===== DATA SHOWN =====

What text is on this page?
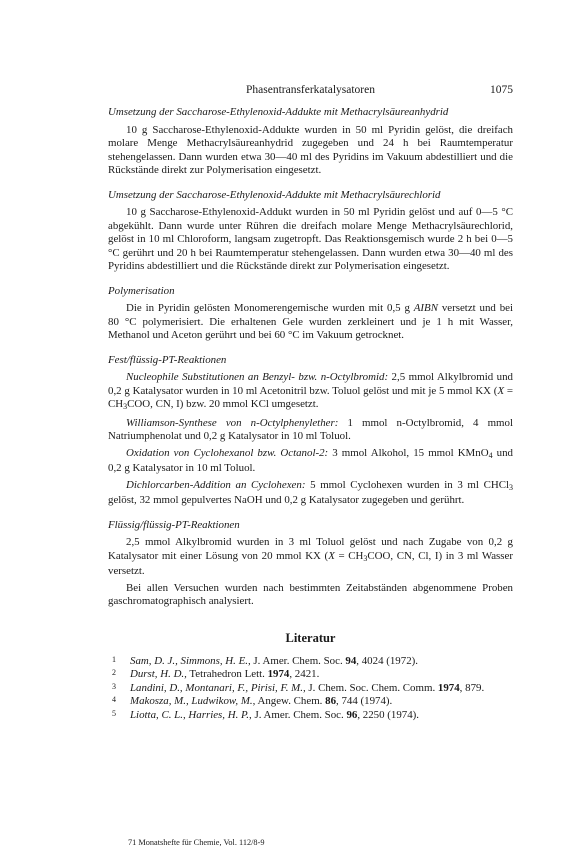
Phasentransferkatalysatoren	1075

Umsetzung der Saccharose-Ethylenoxid-Addukte mit Methacrylsäureanhydrid

10 g Saccharose-Ethylenoxid-Addukte wurden in 50 ml Pyridin gelöst, die dreifach molare Menge Methacrylsäureanhydrid zugegeben und 24 h bei Raumtemperatur stehengelassen. Dann wurden etwa 30—40 ml des Pyridins im Vakuum abdestilliert und die Rückstände direkt zur Polymerisation eingesetzt.

Umsetzung der Saccharose-Ethylenoxid-Addukte mit Methacrylsäurechlorid

10 g Saccharose-Ethylenoxid-Addukt wurden in 50 ml Pyridin gelöst und auf 0—5 °C abgekühlt. Dann wurde unter Rühren die dreifach molare Menge Methacrylsäurechlorid, gelöst in 10 ml Chloroform, langsam zugetropft. Das Reaktionsgemisch wurde 2 h bei 0—5 °C gerührt und 20 h bei Raumtemperatur stehengelassen. Dann wurden etwa 30—40 ml des Pyridins abdestilliert und die Rückstände direkt zur Polymerisation eingesetzt.

Polymerisation

Die in Pyridin gelösten Monomerengemische wurden mit 0,5 g AIBN versetzt und bei 80 °C polymerisiert. Die erhaltenen Gele wurden zerkleinert und je 1 h mit Wasser, Methanol und Aceton gerührt und bei 60 °C im Vakuum getrocknet.

Fest/flüssig-PT-Reaktionen

Nucleophile Substitutionen an Benzyl- bzw. n-Octylbromid: 2,5 mmol Alkylbromid und 0,2 g Katalysator wurden in 10 ml Acetonitril bzw. Toluol gelöst und mit je 5 mmol KX ($X = CH_3COO$, CN, I) bzw. 20 mmol KCl umgesetzt.

Williamson-Synthese von n-Octylphenylether: 1 mmol n-Octylbromid, 4 mmol Natriumphenolat und 0,2 g Katalysator in 10 ml Toluol.

Oxidation von Cyclohexanol bzw. Octanol-2: 3 mmol Alkohol, 15 mmol KMnO$_4$ und 0,2 g Katalysator in 10 ml Toluol.

Dichlorcarben-Addition an Cyclohexen: 5 mmol Cyclohexen wurden in 3 ml CHCl$_3$ gelöst, 32 mmol gepulvertes NaOH und 0,2 g Katalysator zugegeben und gerührt.

Flüssig/flüssig-PT-Reaktionen

2,5 mmol Alkylbromid wurden in 3 ml Toluol gelöst und nach Zugabe von 0,2 g Katalysator mit einer Lösung von 20 mmol KX ($X = CH_3COO$, CN, Cl, I) in 3 ml Wasser versetzt.

Bei allen Versuchen wurden nach bestimmten Zeitabständen abgenommene Proben gaschromatographisch analysiert.

Literatur

1 Sam, D. J., Simmons, H. E., J. Amer. Chem. Soc. 94, 4024 (1972).

2 Durst, H. D., Tetrahedron Lett. 1974, 2421.

3 Landini, D., Montanari, F., Pirisi, F. M., J. Chem. Soc. Chem. Comm. 1974, 879.

4 Makosza, M., Ludwikow, M., Angew. Chem. 86, 744 (1974).

5 Liotta, C. L., Harries, H. P., J. Amer. Chem. Soc. 96, 2250 (1974).

71 Monatshefte für Chemie, Vol. 112/8-9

=====

> YOUR ASSIGNMENT
What you print must match the entries exactly, except that no pictures appear.

> ANSWER SPACE
What text is on this page?
Phasentransferkatalysatoren	1075

Umsetzung der Saccharose-Ethylenoxid-Addukte mit Methacrylsäureanhydrid

10 g Saccharose-Ethylenoxid-Addukte wurden in 50 ml Pyridin gelöst, die dreifach molare Menge Methacrylsäureanhydrid zugegeben und 24 h bei Raumtemperatur stehengelassen. Dann wurden etwa 30—40 ml des Pyridins im Vakuum abdestilliert und die Rückstände direkt zur Polymerisation eingesetzt.

Umsetzung der Saccharose-Ethylenoxid-Addukte mit Methacrylsäurechlorid

10 g Saccharose-Ethylenoxid-Addukt wurden in 50 ml Pyridin gelöst und auf 0—5 °C abgekühlt. Dann wurde unter Rühren die dreifach molare Menge Methacrylsäurechlorid, gelöst in 10 ml Chloroform, langsam zugetropft. Das Reaktionsgemisch wurde 2 h bei 0—5 °C gerührt und 20 h bei Raumtemperatur stehengelassen. Dann wurden etwa 30—40 ml des Pyridins abdestilliert und die Rückstände direkt zur Polymerisation eingesetzt.

Polymerisation

Die in Pyridin gelösten Monomerengemische wurden mit 0,5 g AIBN versetzt und bei 80 °C polymerisiert. Die erhaltenen Gele wurden zerkleinert und je 1 h mit Wasser, Methanol und Aceton gerührt und bei 60 °C im Vakuum getrocknet.

Fest/flüssig-PT-Reaktionen

Nucleophile Substitutionen an Benzyl- bzw. n-Octylbromid: 2,5 mmol Alkylbromid und 0,2 g Katalysator wurden in 10 ml Acetonitril bzw. Toluol gelöst und mit je 5 mmol KX ($X = CH_3COO$, CN, I) bzw. 20 mmol KCl umgesetzt.

Williamson-Synthese von n-Octylphenylether: 1 mmol n-Octylbromid, 4 mmol Natriumphenolat und 0,2 g Katalysator in 10 ml Toluol.

Oxidation von Cyclohexanol bzw. Octanol-2: 3 mmol Alkohol, 15 mmol KMnO$_4$ und 0,2 g Katalysator in 10 ml Toluol.

Dichlorcarben-Addition an Cyclohexen: 5 mmol Cyclohexen wurden in 3 ml CHCl$_3$ gelöst, 32 mmol gepulvertes NaOH und 0,2 g Katalysator zugegeben und gerührt.

Flüssig/flüssig-PT-Reaktionen

2,5 mmol Alkylbromid wurden in 3 ml Toluol gelöst und nach Zugabe von 0,2 g Katalysator mit einer Lösung von 20 mmol KX ($X = CH_3COO$, CN, Cl, I) in 3 ml Wasser versetzt.

Bei allen Versuchen wurden nach bestimmten Zeitabständen abgenommene Proben gaschromatographisch analysiert.

Literatur

1 Sam, D. J., Simmons, H. E., J. Amer. Chem. Soc. 94, 4024 (1972).

2 Durst, H. D., Tetrahedron Lett. 1974, 2421.

3 Landini, D., Montanari, F., Pirisi, F. M., J. Chem. Soc. Chem. Comm. 1974, 879.

4 Makosza, M., Ludwikow, M., Angew. Chem. 86, 744 (1974).

5 Liotta, C. L., Harries, H. P., J. Amer. Chem. Soc. 96, 2250 (1974).

71 Monatshefte für Chemie, Vol. 112/8-9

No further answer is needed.